Collect each line holding the string "this".

PROVIDED DATA »
* * * * * * * * *
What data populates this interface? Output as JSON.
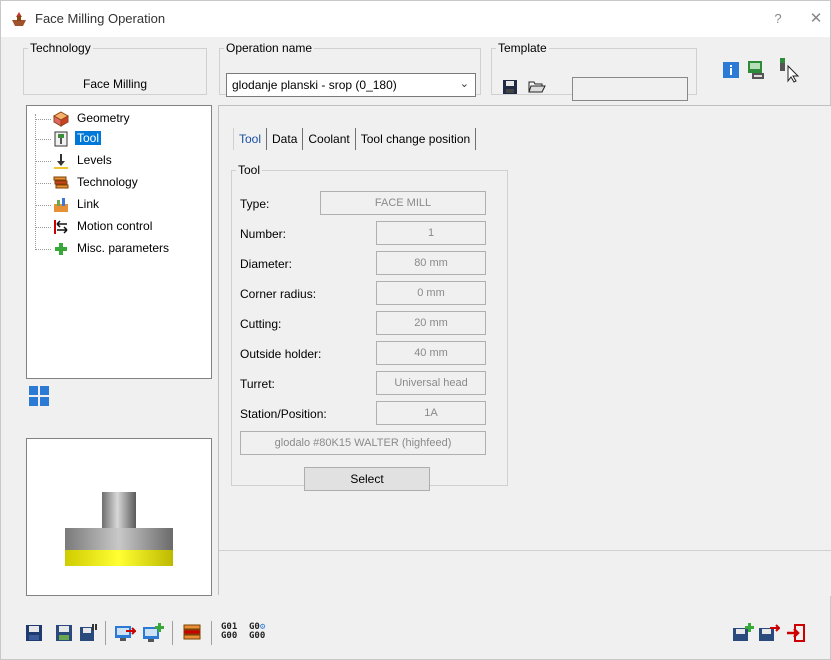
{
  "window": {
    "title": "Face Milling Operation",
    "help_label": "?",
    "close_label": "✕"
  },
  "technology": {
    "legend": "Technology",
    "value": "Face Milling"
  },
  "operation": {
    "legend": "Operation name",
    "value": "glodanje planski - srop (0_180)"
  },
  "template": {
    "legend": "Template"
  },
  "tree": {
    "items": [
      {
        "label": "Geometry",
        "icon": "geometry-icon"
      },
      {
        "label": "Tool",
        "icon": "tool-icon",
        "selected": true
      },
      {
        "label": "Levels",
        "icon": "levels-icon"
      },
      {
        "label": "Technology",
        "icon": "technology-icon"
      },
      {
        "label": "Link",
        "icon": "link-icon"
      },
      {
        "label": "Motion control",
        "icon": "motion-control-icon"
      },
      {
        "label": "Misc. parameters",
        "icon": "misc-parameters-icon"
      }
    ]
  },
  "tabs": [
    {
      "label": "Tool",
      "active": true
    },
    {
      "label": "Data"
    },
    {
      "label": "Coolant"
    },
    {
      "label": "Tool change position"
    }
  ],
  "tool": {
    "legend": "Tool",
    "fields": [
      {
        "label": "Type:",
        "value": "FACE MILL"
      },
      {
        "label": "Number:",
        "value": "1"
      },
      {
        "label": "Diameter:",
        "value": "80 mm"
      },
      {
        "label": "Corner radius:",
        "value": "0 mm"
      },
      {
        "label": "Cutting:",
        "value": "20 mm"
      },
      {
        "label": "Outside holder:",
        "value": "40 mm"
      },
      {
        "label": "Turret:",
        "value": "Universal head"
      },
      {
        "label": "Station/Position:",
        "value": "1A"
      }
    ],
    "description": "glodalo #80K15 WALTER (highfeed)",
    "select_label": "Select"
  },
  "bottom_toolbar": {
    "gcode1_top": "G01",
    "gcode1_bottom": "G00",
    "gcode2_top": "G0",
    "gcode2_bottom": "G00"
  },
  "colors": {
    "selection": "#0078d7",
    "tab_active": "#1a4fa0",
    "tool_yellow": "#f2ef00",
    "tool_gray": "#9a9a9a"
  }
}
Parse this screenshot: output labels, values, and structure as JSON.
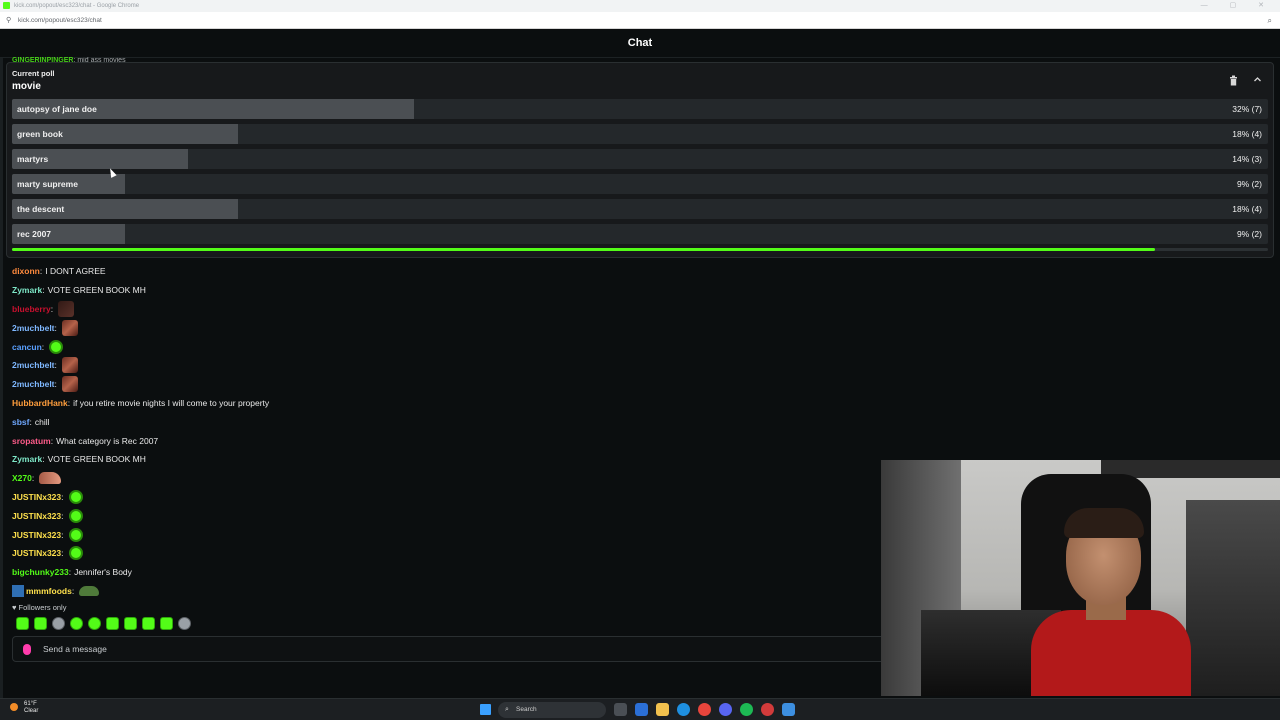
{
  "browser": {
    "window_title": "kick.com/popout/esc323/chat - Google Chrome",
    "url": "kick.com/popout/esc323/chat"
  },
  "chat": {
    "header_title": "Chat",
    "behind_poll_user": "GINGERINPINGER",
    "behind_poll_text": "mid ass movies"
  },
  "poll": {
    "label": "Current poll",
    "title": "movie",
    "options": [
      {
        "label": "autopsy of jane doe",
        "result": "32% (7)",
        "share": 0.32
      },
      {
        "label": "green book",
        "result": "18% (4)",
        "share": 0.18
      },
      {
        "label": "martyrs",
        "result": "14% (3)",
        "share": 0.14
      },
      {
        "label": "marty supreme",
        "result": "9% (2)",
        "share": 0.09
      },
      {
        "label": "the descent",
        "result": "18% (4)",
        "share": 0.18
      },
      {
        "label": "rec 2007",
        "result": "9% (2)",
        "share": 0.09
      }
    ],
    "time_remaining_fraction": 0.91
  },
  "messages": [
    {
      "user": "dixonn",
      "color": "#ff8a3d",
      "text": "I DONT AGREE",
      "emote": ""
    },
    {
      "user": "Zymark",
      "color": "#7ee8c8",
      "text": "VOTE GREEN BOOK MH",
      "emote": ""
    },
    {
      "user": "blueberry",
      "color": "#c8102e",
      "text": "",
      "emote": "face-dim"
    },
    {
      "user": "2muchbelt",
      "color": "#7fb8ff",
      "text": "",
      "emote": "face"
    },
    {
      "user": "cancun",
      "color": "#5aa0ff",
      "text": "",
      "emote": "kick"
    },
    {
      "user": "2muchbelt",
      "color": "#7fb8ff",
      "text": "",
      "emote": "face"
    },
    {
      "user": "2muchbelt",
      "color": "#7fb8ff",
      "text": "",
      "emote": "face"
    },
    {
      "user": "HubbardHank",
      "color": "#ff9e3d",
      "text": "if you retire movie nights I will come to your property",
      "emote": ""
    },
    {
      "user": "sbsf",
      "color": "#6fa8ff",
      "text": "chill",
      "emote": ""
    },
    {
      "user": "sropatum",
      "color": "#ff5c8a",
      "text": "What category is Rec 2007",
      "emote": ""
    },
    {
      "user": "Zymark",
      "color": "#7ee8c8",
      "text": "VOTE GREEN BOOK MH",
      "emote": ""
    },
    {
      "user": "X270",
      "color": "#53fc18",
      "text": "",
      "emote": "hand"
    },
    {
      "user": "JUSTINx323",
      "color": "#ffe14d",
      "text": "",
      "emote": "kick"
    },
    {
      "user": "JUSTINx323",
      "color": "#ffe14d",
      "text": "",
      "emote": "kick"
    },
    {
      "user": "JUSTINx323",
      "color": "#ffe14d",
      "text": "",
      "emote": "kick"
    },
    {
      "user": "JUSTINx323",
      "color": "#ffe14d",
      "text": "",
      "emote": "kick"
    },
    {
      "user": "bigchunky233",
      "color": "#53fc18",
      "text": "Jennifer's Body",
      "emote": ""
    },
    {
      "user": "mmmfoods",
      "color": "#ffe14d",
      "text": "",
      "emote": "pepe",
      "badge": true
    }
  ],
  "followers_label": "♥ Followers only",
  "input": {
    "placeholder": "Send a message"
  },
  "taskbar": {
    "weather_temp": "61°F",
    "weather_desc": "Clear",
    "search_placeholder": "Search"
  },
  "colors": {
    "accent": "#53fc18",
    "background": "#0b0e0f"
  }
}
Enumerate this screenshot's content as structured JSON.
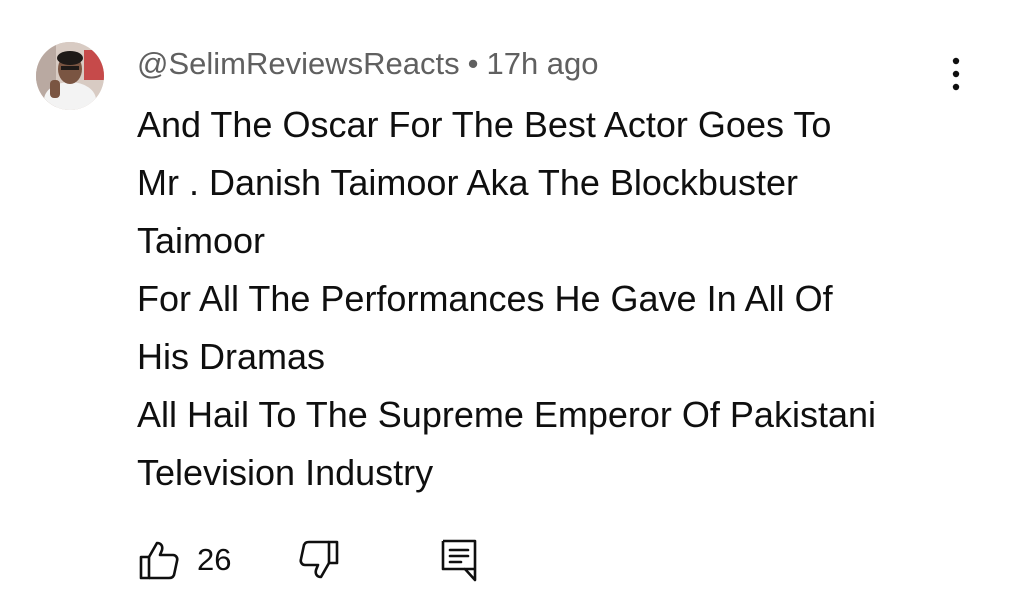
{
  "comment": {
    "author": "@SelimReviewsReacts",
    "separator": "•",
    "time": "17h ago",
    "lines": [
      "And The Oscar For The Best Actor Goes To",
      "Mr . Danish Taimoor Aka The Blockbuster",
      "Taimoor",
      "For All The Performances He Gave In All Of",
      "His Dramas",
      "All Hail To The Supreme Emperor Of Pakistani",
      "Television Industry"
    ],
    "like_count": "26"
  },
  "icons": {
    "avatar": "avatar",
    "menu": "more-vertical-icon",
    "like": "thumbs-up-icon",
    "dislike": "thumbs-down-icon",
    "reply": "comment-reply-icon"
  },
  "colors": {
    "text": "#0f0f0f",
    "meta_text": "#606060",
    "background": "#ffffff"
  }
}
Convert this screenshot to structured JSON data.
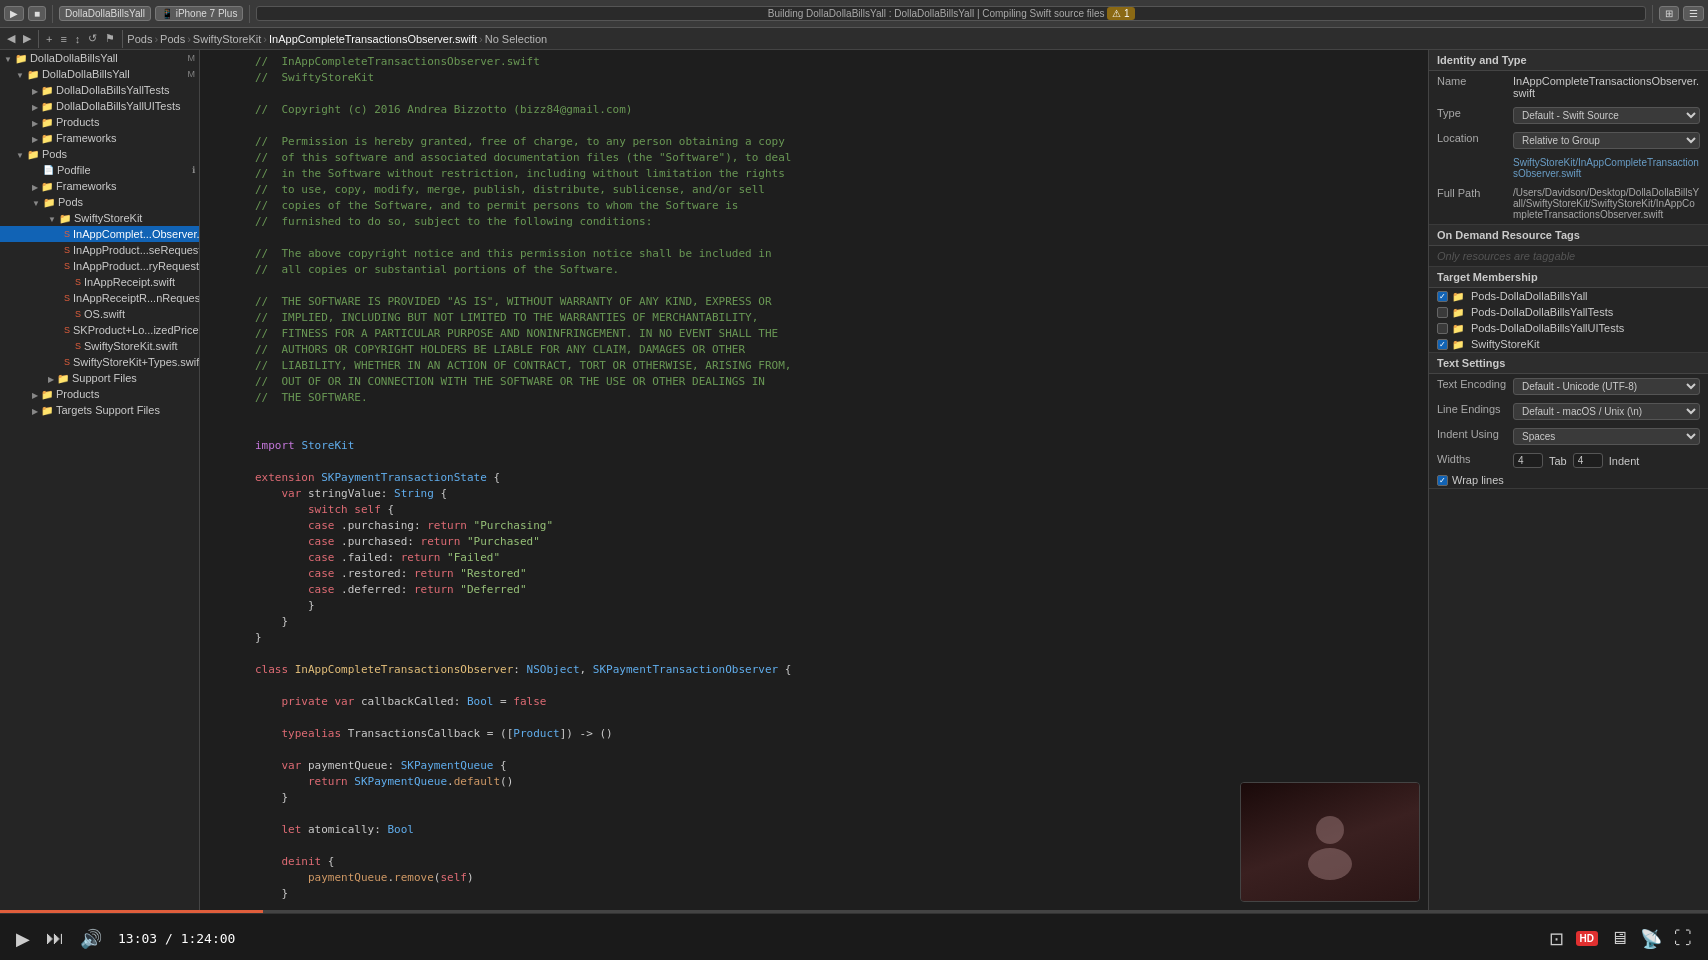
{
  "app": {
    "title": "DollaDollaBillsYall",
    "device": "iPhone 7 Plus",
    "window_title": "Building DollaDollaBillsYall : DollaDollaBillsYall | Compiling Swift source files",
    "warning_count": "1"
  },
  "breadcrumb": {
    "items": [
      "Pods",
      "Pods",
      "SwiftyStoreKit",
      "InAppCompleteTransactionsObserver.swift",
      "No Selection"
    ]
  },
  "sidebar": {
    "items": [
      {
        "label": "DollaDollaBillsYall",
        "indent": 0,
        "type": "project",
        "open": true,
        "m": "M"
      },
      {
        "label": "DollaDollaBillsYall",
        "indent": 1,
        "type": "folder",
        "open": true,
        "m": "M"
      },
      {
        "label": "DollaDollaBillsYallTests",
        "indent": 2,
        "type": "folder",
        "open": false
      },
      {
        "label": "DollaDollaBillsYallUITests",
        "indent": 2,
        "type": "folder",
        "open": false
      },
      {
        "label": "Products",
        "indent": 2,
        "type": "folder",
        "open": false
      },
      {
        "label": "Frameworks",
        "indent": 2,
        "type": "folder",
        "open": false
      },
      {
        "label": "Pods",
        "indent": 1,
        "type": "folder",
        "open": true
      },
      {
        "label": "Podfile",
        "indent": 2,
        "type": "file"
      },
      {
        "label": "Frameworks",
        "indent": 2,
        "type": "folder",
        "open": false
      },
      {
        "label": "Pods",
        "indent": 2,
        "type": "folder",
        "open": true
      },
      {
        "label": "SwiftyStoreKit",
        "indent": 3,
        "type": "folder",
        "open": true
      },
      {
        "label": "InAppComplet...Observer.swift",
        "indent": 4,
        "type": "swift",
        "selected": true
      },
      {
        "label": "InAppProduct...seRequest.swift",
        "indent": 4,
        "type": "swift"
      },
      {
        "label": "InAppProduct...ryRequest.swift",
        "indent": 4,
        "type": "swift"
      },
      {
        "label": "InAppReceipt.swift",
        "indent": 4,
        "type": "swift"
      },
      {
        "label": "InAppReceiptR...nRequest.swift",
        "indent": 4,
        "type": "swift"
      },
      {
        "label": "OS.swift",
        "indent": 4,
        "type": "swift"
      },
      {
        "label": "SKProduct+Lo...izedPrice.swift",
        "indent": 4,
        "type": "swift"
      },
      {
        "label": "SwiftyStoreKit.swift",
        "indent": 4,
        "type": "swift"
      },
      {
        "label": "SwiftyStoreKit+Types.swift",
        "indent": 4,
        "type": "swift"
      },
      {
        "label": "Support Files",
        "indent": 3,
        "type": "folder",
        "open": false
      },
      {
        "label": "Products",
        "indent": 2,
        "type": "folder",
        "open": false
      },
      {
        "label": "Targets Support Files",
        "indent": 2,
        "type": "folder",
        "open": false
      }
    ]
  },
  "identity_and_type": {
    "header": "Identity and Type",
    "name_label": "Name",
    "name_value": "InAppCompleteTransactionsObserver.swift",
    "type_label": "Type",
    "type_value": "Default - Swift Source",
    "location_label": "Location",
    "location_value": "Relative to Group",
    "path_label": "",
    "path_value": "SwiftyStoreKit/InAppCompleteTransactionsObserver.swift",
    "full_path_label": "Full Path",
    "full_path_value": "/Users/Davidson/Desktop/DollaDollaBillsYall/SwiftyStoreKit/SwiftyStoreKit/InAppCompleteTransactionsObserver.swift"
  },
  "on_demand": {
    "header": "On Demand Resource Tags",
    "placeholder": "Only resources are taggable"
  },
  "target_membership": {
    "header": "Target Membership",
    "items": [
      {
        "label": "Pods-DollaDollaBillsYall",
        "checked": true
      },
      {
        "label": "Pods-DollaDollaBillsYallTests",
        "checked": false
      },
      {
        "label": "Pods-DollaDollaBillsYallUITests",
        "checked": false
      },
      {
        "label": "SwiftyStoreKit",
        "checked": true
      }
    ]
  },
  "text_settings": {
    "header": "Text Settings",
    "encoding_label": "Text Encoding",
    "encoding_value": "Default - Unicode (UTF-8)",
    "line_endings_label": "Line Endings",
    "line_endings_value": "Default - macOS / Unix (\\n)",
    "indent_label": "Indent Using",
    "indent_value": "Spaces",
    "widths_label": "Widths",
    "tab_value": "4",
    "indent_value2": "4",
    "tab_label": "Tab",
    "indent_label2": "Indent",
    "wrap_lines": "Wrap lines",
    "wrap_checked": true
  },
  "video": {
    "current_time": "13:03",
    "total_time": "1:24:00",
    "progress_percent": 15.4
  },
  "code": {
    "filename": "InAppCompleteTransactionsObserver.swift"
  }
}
* * * * * * * * *
COMPLETED EXERCISE »
What data populates this interface? Output as JSON.
Parse this screenshot: output labels, values, and structure as JSON.
Enumerate this screenshot's content as structured JSON.
Convert this screenshot to structured JSON data.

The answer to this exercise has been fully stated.